BEGIN Input rows

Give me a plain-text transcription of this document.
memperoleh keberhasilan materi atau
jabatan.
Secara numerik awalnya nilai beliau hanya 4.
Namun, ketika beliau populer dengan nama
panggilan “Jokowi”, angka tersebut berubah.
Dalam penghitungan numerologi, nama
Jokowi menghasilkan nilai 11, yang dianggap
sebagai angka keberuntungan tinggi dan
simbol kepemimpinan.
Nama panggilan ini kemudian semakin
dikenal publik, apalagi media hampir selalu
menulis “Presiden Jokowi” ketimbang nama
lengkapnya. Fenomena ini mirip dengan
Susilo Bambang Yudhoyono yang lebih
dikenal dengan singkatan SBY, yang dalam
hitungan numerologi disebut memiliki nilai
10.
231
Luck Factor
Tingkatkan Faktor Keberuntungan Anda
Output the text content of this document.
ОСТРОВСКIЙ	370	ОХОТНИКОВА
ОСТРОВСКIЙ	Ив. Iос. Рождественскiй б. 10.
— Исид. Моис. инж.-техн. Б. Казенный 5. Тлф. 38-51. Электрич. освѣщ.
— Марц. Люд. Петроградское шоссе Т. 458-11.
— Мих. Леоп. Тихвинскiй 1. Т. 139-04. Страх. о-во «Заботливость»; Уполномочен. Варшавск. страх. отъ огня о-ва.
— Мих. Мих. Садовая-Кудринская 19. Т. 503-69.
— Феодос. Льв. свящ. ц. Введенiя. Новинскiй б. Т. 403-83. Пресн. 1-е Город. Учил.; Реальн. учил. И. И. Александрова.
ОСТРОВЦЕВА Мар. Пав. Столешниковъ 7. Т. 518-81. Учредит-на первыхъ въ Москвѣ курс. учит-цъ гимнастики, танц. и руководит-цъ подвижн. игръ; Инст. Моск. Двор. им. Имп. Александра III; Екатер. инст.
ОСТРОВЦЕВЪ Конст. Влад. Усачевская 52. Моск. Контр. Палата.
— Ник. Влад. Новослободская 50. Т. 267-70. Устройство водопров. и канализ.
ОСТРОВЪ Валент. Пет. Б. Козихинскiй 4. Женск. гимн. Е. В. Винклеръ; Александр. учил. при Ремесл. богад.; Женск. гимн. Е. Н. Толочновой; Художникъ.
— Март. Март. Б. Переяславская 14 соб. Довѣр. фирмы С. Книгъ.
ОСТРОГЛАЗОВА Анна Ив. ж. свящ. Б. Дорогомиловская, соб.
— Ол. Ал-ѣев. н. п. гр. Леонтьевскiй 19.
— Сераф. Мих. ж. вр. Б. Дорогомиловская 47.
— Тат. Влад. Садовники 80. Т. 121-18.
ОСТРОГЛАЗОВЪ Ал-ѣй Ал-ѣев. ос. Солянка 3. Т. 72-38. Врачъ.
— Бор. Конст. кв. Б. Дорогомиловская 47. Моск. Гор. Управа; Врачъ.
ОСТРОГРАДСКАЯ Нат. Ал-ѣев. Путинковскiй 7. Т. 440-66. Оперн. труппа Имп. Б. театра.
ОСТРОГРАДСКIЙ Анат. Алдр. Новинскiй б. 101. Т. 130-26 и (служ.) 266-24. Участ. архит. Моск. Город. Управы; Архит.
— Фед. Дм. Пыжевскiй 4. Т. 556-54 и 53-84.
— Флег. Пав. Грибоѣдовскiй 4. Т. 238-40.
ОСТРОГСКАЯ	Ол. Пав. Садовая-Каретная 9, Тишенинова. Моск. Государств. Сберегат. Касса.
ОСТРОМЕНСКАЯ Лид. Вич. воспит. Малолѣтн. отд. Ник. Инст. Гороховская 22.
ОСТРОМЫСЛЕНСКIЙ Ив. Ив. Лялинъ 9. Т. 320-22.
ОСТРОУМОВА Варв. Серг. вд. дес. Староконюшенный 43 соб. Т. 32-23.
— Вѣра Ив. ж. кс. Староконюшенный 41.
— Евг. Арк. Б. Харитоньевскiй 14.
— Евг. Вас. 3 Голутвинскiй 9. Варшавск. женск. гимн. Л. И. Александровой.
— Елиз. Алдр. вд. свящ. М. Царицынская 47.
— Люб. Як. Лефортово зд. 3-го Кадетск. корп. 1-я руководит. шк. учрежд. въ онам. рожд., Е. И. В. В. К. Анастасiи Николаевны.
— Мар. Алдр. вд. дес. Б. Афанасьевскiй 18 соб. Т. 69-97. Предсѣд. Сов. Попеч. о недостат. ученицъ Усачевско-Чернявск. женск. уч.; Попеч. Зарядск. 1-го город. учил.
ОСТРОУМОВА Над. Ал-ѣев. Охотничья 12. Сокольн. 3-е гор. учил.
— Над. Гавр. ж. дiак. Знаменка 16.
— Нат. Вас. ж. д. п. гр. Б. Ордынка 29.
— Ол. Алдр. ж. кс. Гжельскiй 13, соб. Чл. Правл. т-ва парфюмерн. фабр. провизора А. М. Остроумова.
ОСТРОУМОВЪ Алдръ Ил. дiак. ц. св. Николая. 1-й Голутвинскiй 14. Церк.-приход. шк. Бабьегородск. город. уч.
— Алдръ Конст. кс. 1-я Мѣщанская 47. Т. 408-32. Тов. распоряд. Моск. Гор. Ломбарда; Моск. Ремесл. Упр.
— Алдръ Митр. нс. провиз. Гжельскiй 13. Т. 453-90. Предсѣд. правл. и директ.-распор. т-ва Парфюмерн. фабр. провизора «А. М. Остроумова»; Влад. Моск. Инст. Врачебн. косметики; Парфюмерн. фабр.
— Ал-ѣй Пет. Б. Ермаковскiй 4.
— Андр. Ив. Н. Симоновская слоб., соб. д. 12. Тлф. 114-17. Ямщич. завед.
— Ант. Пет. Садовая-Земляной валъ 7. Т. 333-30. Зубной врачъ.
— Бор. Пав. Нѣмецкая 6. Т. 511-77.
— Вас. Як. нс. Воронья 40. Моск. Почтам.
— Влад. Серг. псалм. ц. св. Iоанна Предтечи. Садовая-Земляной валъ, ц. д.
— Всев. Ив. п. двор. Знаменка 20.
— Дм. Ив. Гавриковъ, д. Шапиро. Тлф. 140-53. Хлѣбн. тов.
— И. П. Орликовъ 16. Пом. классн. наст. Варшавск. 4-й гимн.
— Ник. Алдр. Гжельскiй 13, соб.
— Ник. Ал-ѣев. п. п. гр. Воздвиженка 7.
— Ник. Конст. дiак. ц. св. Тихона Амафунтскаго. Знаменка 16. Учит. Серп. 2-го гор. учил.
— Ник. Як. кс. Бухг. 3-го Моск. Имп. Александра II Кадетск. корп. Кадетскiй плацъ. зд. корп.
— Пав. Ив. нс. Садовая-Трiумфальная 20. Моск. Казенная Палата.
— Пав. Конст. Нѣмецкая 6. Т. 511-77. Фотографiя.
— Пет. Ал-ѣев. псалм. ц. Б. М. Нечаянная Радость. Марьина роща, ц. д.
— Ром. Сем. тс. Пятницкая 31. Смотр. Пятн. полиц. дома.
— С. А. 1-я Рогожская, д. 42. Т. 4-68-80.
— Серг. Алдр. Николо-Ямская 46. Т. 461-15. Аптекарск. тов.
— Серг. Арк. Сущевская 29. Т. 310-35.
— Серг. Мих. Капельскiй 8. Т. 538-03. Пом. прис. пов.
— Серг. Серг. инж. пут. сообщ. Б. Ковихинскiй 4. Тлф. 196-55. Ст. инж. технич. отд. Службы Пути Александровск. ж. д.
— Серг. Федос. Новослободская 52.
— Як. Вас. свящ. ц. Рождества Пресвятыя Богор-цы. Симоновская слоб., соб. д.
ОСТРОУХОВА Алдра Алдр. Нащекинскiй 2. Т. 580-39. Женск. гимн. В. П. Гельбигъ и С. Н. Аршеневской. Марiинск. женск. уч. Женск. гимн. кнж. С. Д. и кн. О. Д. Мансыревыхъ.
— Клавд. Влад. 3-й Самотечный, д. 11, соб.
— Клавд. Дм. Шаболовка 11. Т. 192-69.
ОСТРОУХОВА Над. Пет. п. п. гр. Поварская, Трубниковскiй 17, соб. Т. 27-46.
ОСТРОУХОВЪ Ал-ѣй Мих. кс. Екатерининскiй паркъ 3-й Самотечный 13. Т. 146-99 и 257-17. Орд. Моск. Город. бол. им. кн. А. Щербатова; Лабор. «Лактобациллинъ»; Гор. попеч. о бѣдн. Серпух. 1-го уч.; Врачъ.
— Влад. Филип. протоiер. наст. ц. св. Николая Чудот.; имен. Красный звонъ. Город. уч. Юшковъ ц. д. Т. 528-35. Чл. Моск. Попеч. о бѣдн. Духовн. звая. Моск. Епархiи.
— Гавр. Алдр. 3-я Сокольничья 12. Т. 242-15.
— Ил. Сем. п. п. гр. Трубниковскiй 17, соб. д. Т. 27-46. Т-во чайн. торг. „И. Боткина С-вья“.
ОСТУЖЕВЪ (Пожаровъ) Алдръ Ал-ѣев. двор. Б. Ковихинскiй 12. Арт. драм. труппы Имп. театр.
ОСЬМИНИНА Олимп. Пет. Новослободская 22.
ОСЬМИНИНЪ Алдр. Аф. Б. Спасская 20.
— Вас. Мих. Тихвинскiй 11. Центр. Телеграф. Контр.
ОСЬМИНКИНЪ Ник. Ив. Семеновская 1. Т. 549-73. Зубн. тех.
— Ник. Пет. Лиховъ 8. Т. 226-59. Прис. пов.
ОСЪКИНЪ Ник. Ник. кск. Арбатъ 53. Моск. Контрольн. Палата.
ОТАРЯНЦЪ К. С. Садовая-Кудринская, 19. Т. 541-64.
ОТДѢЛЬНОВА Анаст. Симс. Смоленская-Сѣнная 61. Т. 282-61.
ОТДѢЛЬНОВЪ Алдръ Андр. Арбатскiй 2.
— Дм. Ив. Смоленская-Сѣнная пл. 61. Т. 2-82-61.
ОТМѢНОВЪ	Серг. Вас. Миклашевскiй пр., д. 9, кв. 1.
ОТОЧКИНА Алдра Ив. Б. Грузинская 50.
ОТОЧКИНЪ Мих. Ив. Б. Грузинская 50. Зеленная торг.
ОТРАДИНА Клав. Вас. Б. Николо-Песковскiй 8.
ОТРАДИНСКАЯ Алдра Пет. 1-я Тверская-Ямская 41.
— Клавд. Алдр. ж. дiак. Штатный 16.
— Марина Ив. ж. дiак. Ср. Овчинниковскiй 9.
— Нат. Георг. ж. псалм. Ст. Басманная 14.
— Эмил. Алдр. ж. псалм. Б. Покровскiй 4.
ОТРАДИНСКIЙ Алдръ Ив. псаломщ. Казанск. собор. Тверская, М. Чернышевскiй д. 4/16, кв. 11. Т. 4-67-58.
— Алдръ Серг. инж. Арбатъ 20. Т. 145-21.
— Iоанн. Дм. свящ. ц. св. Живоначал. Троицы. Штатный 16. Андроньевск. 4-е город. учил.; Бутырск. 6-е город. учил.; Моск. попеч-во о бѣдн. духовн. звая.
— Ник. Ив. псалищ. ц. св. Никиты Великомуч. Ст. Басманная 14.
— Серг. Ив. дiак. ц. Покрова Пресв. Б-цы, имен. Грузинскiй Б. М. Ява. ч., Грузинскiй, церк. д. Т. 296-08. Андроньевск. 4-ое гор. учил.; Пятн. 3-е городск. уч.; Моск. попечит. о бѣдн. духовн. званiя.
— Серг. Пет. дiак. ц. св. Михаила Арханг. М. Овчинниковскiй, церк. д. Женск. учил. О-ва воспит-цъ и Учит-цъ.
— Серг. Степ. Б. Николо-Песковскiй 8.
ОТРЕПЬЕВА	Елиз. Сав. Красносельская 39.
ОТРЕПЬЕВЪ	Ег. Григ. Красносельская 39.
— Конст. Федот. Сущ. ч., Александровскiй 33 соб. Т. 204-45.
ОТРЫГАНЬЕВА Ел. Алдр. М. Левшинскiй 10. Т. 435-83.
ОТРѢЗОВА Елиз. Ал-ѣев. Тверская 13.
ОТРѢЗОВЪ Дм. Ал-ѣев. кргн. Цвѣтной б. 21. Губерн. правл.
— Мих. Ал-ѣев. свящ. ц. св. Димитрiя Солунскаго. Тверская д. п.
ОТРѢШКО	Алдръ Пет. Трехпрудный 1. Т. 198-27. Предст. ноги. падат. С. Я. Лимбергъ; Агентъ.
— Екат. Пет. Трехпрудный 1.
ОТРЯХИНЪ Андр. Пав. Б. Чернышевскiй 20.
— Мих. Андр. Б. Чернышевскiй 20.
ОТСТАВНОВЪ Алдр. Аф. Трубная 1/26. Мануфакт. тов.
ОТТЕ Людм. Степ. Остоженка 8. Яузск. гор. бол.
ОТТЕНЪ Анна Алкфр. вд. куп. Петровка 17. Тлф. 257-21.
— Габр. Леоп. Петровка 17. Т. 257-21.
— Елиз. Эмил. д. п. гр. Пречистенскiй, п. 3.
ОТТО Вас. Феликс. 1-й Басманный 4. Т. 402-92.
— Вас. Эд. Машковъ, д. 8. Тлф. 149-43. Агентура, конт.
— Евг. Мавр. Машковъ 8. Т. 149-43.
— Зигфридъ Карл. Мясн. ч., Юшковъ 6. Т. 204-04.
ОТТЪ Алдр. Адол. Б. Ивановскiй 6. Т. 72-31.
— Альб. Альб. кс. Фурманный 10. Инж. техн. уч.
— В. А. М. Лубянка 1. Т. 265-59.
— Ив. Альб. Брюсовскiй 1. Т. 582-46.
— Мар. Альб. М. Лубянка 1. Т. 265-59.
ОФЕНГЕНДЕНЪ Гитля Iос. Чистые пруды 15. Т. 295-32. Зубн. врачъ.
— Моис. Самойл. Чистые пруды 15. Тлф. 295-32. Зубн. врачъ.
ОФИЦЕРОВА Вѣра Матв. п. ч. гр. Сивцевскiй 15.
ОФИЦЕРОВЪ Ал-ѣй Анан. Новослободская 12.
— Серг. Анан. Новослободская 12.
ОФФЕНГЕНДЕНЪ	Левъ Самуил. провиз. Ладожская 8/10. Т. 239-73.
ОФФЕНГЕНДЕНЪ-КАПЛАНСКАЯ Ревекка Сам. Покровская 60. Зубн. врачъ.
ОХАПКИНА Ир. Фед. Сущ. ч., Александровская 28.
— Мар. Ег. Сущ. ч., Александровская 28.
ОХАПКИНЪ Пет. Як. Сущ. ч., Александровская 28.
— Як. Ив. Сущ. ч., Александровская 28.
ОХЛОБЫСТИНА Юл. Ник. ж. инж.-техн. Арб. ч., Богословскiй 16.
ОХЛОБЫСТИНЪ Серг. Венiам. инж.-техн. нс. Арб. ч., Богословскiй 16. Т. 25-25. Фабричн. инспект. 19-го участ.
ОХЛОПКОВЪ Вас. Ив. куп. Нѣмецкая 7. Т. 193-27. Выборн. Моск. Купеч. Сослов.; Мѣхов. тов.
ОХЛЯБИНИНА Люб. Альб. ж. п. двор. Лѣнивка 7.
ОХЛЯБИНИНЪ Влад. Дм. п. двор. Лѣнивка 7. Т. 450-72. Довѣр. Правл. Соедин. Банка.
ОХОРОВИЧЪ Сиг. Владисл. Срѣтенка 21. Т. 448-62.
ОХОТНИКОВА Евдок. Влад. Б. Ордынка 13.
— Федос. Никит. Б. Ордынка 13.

END Input rows

◆ **Goal**
Pick out the lines that have the word "Ковихинскiй". Copy them all.

◆ **Task solution**
— Серг. Серг. инж. пут. сообщ. Б. Ковихинскiй 4. Тлф. 196-55. Ст. инж. технич. отд. Службы Пути Александровск. ж. д.
ОСТУЖЕВЪ (Пожаровъ) Алдръ Ал-ѣев. двор. Б. Ковихинскiй 12. Арт. драм. труппы Имп. театр.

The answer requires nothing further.